Write out each line in which the string "False" is present.

━━ Extracted entries ━━

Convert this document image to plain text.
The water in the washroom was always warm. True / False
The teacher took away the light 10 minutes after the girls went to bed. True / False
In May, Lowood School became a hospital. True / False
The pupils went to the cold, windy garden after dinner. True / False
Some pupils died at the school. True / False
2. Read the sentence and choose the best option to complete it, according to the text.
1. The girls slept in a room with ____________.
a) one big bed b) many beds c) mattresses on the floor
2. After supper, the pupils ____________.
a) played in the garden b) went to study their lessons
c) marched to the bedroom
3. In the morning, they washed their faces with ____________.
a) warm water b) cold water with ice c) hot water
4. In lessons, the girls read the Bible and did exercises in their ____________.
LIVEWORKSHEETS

━━━

◆ **Response to this task**:
The water in the washroom was always warm. True / False
The teacher took away the light 10 minutes after the girls went to bed. True / False
In May, Lowood School became a hospital. True / False
The pupils went to the cold, windy garden after dinner. True / False
Some pupils died at the school. True / False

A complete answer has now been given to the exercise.